DO THIS: Find every line in the records below that holds the word "핵심기술요소" and copy it.

★ ★ ★ ★ ★ ★ ★

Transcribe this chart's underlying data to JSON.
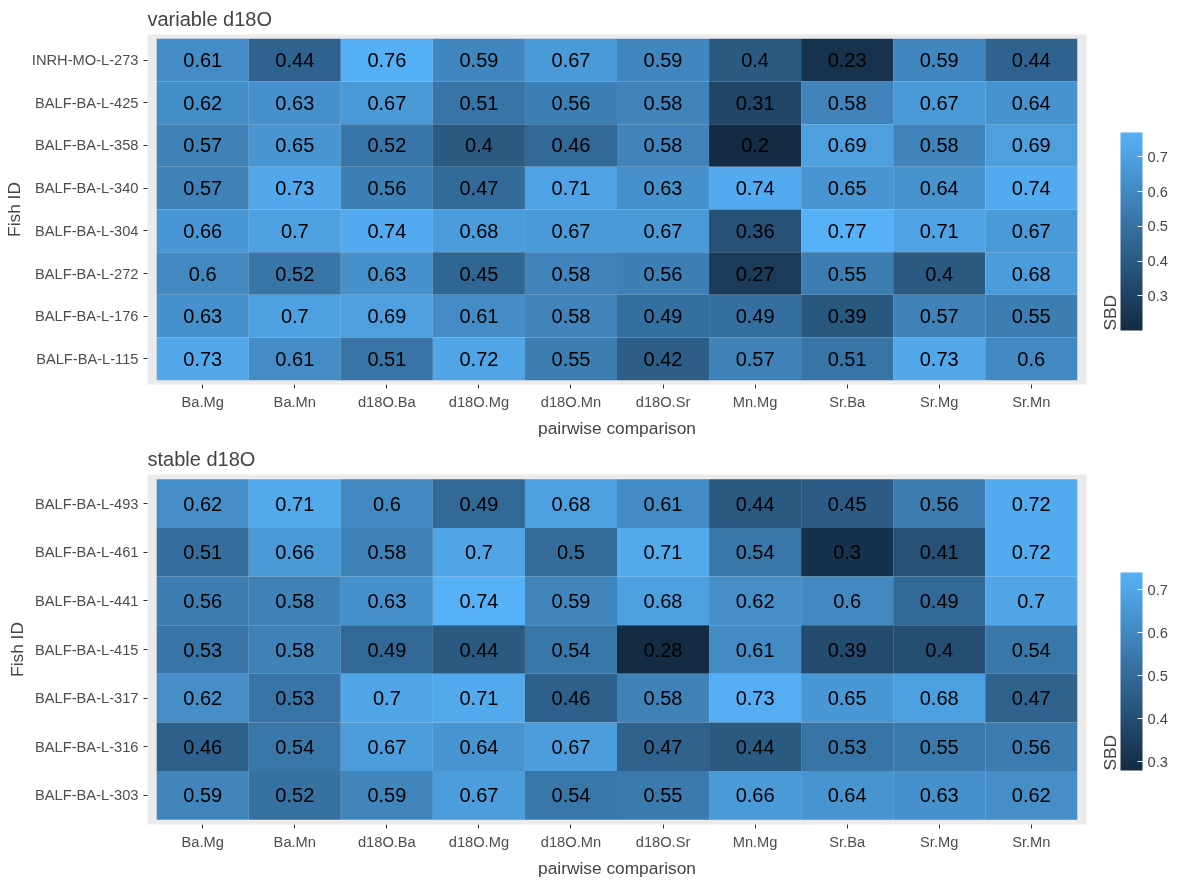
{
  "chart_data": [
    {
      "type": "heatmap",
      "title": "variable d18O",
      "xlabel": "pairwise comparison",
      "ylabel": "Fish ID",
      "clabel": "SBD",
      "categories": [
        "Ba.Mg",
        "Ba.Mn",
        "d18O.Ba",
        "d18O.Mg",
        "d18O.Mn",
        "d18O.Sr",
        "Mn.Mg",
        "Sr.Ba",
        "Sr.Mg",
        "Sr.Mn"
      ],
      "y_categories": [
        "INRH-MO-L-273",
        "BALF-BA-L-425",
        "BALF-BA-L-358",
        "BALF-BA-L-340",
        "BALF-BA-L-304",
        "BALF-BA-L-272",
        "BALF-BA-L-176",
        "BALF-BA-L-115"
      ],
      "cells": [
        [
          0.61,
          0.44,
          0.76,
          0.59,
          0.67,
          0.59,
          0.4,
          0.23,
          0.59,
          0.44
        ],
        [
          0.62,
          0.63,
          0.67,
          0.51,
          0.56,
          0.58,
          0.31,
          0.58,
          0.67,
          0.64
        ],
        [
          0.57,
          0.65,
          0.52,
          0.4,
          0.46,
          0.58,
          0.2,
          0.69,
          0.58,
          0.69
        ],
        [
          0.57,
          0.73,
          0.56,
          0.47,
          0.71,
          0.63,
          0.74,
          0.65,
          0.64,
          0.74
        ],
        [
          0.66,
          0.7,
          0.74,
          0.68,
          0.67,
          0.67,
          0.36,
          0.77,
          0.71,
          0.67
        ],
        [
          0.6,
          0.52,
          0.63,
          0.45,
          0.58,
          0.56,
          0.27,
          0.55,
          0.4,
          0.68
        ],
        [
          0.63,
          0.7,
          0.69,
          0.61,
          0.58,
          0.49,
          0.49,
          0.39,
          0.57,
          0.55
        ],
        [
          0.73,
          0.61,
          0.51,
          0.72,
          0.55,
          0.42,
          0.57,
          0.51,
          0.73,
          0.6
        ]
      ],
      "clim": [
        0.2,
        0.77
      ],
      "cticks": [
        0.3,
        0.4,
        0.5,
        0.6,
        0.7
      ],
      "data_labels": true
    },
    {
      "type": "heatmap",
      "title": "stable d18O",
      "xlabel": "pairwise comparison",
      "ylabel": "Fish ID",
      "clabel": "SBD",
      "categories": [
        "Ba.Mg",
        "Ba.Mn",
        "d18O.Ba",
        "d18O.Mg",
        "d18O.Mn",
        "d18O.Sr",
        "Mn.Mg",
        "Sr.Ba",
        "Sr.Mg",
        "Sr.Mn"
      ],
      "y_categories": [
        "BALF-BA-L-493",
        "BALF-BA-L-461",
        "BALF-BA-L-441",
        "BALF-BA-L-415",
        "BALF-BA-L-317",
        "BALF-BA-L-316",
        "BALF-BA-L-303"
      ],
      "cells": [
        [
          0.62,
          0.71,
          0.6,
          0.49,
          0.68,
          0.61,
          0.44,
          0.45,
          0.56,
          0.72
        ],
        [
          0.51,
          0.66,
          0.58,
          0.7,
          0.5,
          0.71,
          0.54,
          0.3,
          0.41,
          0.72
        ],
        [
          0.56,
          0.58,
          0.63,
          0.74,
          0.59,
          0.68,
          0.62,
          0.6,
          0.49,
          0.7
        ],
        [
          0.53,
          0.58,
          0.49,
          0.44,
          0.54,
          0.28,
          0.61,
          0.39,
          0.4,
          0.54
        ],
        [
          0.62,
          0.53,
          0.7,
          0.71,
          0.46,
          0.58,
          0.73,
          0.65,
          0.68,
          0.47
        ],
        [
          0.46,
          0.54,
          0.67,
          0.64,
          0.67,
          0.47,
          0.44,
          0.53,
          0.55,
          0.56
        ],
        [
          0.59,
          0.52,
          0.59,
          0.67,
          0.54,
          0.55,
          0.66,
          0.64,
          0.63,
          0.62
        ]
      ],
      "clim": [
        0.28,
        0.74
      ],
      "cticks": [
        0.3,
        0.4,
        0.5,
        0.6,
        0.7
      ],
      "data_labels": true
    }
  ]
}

★ ★ ★ ★ ★ ★ ★

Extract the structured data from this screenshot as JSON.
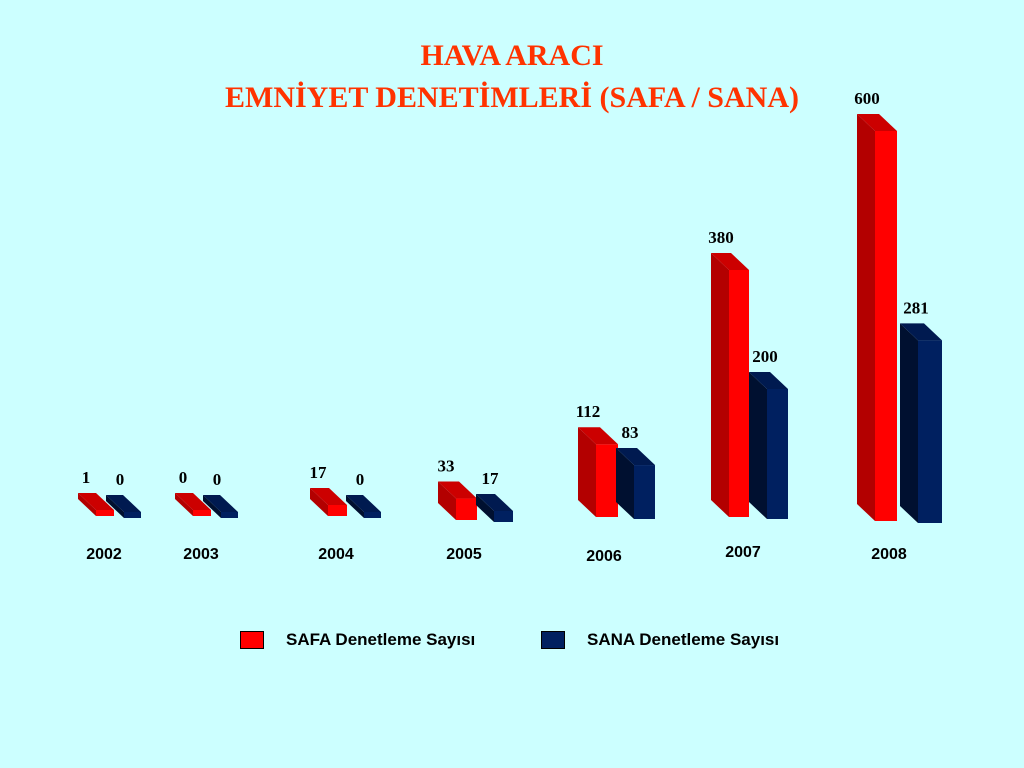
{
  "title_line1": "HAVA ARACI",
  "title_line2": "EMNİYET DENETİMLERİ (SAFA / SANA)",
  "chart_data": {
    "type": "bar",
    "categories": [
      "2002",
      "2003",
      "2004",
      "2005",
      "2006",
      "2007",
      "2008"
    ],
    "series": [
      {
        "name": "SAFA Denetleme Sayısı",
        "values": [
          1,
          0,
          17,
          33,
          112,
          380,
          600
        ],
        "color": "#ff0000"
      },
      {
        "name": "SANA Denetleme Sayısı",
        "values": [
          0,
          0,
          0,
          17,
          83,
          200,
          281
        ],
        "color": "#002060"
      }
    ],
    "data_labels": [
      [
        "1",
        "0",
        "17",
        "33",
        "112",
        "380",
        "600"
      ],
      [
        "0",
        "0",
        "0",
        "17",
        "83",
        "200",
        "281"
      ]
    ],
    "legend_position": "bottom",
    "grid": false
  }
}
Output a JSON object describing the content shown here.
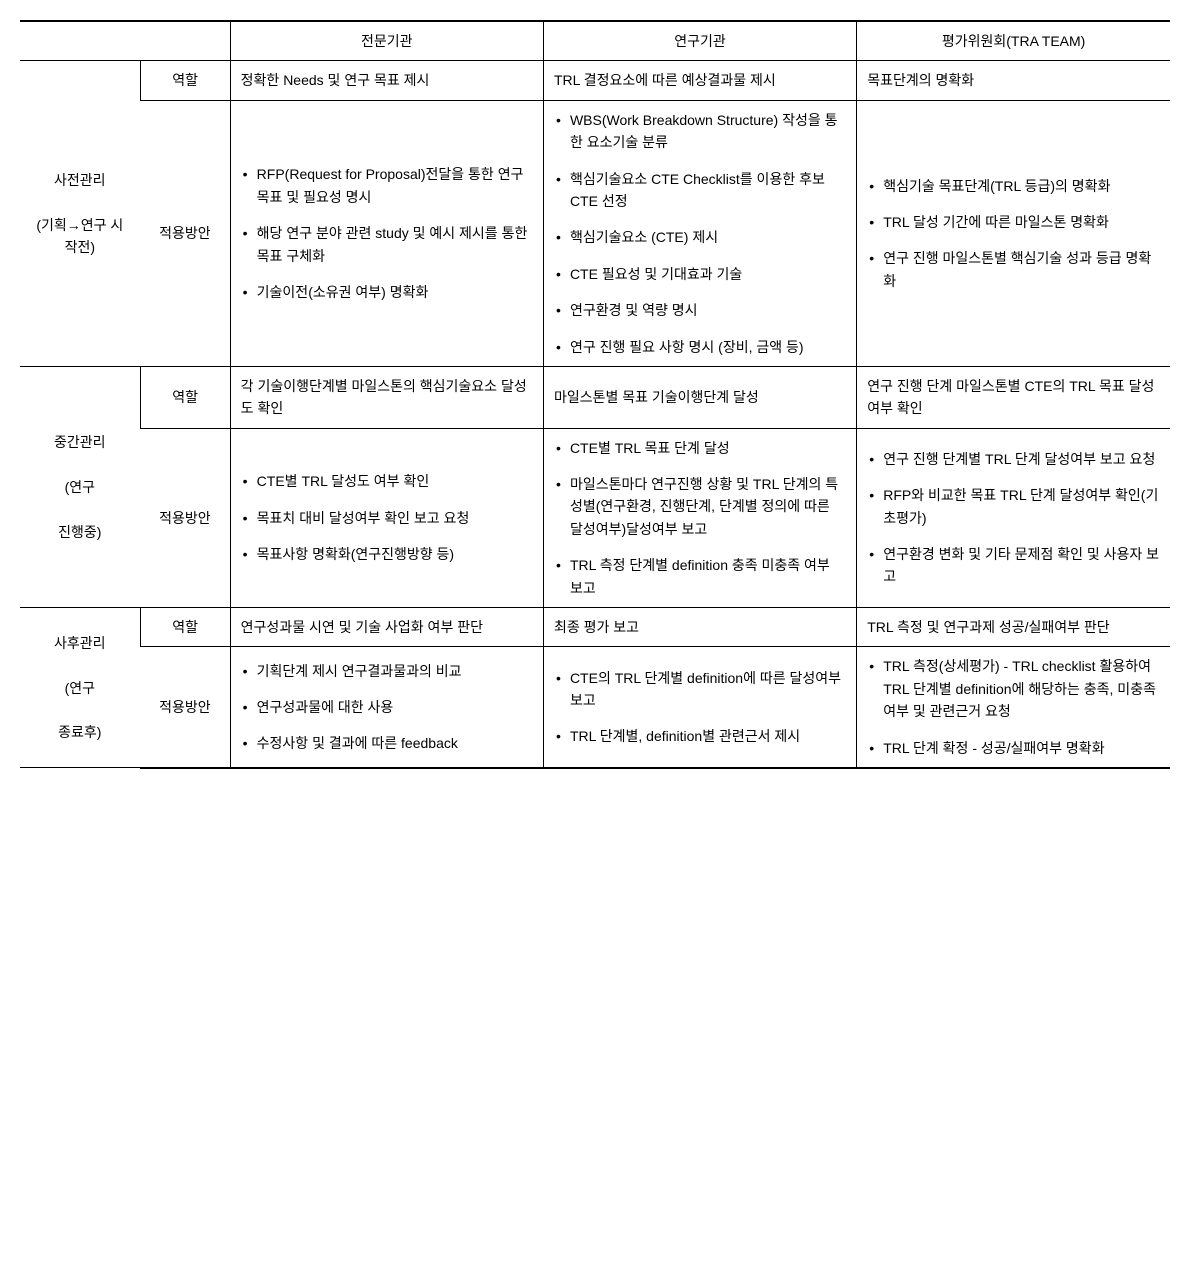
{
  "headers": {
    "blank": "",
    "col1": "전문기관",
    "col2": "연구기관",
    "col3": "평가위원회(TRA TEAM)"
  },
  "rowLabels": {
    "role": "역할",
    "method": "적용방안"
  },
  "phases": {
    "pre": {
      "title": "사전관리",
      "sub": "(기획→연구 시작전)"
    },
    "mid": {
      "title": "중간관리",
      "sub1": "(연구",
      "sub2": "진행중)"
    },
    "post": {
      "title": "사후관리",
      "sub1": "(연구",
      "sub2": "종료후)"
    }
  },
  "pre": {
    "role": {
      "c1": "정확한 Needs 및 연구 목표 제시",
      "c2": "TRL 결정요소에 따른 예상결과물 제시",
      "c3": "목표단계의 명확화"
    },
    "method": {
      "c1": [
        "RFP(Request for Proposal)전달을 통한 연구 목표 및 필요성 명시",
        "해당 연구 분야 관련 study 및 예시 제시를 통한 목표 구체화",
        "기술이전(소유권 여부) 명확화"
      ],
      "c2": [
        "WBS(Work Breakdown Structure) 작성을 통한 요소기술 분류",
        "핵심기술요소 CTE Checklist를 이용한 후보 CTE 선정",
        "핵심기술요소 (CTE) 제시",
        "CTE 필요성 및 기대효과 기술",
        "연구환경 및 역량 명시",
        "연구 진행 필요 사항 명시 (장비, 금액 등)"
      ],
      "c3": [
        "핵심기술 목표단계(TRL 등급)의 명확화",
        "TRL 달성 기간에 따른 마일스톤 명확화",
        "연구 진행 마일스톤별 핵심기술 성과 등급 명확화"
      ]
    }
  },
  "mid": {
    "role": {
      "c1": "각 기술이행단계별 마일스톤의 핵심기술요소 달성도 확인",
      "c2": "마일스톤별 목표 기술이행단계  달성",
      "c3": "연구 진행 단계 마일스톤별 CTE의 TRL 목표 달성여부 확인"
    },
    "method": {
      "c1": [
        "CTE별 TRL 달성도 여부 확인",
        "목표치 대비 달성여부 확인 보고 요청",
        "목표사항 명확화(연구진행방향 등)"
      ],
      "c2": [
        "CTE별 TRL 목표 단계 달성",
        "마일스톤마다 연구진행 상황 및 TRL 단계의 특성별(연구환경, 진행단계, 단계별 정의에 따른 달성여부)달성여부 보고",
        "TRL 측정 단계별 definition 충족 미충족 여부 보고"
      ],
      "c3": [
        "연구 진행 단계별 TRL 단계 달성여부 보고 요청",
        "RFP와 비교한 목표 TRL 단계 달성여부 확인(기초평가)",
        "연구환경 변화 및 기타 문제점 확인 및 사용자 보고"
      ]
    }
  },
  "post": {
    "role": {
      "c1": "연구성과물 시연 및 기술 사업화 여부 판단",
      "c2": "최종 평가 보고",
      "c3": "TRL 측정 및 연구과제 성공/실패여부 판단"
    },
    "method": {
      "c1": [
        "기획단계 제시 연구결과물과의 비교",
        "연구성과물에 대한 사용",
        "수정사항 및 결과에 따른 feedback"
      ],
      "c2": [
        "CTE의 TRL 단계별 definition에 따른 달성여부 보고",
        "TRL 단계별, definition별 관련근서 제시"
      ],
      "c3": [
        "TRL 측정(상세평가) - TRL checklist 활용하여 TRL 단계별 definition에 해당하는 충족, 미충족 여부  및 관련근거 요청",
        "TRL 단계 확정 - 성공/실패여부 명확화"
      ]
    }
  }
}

★ ★ ★ ★ ★ ★ ★

TASK OUTPUT:
        "핵심기술요소 CTE Checklist를 이용한 후보 CTE 선정",
        "핵심기술요소 (CTE) 제시",
      "c1": "각 기술이행단계별 마일스톤의 핵심기술요소 달성도 확인",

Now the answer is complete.